### Record extracts
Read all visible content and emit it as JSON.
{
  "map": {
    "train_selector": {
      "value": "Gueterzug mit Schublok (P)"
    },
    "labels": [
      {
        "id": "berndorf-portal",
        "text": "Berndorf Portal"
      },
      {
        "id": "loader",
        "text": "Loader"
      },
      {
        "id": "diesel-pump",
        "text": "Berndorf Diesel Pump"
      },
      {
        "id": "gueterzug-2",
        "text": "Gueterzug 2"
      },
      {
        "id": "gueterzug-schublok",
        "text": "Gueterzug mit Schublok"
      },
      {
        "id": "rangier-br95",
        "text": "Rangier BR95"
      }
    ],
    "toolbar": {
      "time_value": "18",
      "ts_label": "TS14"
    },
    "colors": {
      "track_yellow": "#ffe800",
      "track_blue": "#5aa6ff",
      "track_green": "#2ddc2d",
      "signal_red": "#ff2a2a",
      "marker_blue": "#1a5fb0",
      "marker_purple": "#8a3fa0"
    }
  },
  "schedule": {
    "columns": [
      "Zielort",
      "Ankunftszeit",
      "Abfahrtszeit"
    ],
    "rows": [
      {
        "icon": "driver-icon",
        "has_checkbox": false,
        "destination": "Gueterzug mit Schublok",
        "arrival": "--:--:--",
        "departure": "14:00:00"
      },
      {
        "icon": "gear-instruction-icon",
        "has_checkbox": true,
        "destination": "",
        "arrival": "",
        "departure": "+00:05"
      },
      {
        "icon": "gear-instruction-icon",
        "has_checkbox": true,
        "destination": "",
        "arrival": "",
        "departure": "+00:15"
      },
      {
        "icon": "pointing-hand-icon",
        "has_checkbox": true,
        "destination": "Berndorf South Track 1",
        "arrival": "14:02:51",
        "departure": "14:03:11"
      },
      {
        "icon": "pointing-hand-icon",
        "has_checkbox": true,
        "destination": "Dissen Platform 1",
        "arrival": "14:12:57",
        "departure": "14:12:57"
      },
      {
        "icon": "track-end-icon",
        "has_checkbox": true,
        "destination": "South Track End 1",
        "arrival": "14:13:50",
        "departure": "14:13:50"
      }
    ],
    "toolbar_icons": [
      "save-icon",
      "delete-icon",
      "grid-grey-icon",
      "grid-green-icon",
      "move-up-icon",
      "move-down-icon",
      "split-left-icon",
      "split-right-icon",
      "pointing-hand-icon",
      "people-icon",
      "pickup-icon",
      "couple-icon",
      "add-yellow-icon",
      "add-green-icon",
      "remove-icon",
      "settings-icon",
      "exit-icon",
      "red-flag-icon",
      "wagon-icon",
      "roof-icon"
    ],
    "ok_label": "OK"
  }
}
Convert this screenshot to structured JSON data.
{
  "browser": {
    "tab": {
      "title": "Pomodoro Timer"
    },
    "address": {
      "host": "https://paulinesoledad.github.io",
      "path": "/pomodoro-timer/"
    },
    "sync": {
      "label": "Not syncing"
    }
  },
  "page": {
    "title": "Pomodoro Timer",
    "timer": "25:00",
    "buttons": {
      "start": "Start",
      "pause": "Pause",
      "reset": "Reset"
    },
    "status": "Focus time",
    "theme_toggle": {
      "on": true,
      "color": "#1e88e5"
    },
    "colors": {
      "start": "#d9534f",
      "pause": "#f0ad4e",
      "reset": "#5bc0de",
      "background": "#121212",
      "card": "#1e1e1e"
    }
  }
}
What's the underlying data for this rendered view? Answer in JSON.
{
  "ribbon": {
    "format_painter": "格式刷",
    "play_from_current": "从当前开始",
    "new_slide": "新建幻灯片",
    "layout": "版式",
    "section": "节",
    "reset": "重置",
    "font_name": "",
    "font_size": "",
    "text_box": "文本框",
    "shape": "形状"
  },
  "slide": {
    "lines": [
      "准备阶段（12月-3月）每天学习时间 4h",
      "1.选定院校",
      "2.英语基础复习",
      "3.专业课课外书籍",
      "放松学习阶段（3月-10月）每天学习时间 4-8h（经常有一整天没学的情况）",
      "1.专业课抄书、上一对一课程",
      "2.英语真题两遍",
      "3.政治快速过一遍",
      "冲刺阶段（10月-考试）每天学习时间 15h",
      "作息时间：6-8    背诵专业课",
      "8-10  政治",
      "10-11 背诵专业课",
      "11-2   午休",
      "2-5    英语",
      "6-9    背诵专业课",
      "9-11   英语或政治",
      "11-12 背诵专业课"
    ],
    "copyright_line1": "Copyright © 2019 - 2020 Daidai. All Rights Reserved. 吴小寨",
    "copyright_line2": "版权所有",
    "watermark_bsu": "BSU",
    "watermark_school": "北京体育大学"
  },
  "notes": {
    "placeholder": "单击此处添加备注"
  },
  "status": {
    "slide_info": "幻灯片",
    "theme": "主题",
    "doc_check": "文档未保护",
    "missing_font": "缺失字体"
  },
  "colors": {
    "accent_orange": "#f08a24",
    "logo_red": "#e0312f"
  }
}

### Required task
Quote the data above in full, changing nothing.

### Expected answer
Read all visible content and emit it as JSON.
{
  "map": {
    "train_selector": {
      "value": "Gueterzug mit Schublok (P)"
    },
    "labels": [
      {
        "id": "berndorf-portal",
        "text": "Berndorf Portal"
      },
      {
        "id": "loader",
        "text": "Loader"
      },
      {
        "id": "diesel-pump",
        "text": "Berndorf Diesel Pump"
      },
      {
        "id": "gueterzug-2",
        "text": "Gueterzug 2"
      },
      {
        "id": "gueterzug-schublok",
        "text": "Gueterzug mit Schublok"
      },
      {
        "id": "rangier-br95",
        "text": "Rangier BR95"
      }
    ],
    "toolbar": {
      "time_value": "18",
      "ts_label": "TS14"
    },
    "colors": {
      "track_yellow": "#ffe800",
      "track_blue": "#5aa6ff",
      "track_green": "#2ddc2d",
      "signal_red": "#ff2a2a",
      "marker_blue": "#1a5fb0",
      "marker_purple": "#8a3fa0"
    }
  },
  "schedule": {
    "columns": [
      "Zielort",
      "Ankunftszeit",
      "Abfahrtszeit"
    ],
    "rows": [
      {
        "icon": "driver-icon",
        "has_checkbox": false,
        "destination": "Gueterzug mit Schublok",
        "arrival": "--:--:--",
        "departure": "14:00:00"
      },
      {
        "icon": "gear-instruction-icon",
        "has_checkbox": true,
        "destination": "",
        "arrival": "",
        "departure": "+00:05"
      },
      {
        "icon": "gear-instruction-icon",
        "has_checkbox": true,
        "destination": "",
        "arrival": "",
        "departure": "+00:15"
      },
      {
        "icon": "pointing-hand-icon",
        "has_checkbox": true,
        "destination": "Berndorf South Track 1",
        "arrival": "14:02:51",
        "departure": "14:03:11"
      },
      {
        "icon": "pointing-hand-icon",
        "has_checkbox": true,
        "destination": "Dissen Platform 1",
        "arrival": "14:12:57",
        "departure": "14:12:57"
      },
      {
        "icon": "track-end-icon",
        "has_checkbox": true,
        "destination": "South Track End 1",
        "arrival": "14:13:50",
        "departure": "14:13:50"
      }
    ],
    "toolbar_icons": [
      "save-icon",
      "delete-icon",
      "grid-grey-icon",
      "grid-green-icon",
      "move-up-icon",
      "move-down-icon",
      "split-left-icon",
      "split-right-icon",
      "pointing-hand-icon",
      "people-icon",
      "pickup-icon",
      "couple-icon",
      "add-yellow-icon",
      "add-green-icon",
      "remove-icon",
      "settings-icon",
      "exit-icon",
      "red-flag-icon",
      "wagon-icon",
      "roof-icon"
    ],
    "ok_label": "OK"
  }
}
Convert this screenshot to structured JSON data.
{
  "browser": {
    "tab": {
      "title": "Pomodoro Timer"
    },
    "address": {
      "host": "https://paulinesoledad.github.io",
      "path": "/pomodoro-timer/"
    },
    "sync": {
      "label": "Not syncing"
    }
  },
  "page": {
    "title": "Pomodoro Timer",
    "timer": "25:00",
    "buttons": {
      "start": "Start",
      "pause": "Pause",
      "reset": "Reset"
    },
    "status": "Focus time",
    "theme_toggle": {
      "on": true,
      "color": "#1e88e5"
    },
    "colors": {
      "start": "#d9534f",
      "pause": "#f0ad4e",
      "reset": "#5bc0de",
      "background": "#121212",
      "card": "#1e1e1e"
    }
  }
}
What's the underlying data for this rendered view? Answer in JSON.
{
  "ribbon": {
    "format_painter": "格式刷",
    "play_from_current": "从当前开始",
    "new_slide": "新建幻灯片",
    "layout": "版式",
    "section": "节",
    "reset": "重置",
    "font_name": "",
    "font_size": "",
    "text_box": "文本框",
    "shape": "形状"
  },
  "slide": {
    "lines": [
      "准备阶段（12月-3月）每天学习时间 4h",
      "1.选定院校",
      "2.英语基础复习",
      "3.专业课课外书籍",
      "放松学习阶段（3月-10月）每天学习时间 4-8h（经常有一整天没学的情况）",
      "1.专业课抄书、上一对一课程",
      "2.英语真题两遍",
      "3.政治快速过一遍",
      "冲刺阶段（10月-考试）每天学习时间 15h",
      "作息时间：6-8    背诵专业课",
      "8-10  政治",
      "10-11 背诵专业课",
      "11-2   午休",
      "2-5    英语",
      "6-9    背诵专业课",
      "9-11   英语或政治",
      "11-12 背诵专业课"
    ],
    "copyright_line1": "Copyright © 2019 - 2020 Daidai. All Rights Reserved. 吴小寨",
    "copyright_line2": "版权所有",
    "watermark_bsu": "BSU",
    "watermark_school": "北京体育大学"
  },
  "notes": {
    "placeholder": "单击此处添加备注"
  },
  "status": {
    "slide_info": "幻灯片",
    "theme": "主题",
    "doc_check": "文档未保护",
    "missing_font": "缺失字体"
  },
  "colors": {
    "accent_orange": "#f08a24",
    "logo_red": "#e0312f"
  }
}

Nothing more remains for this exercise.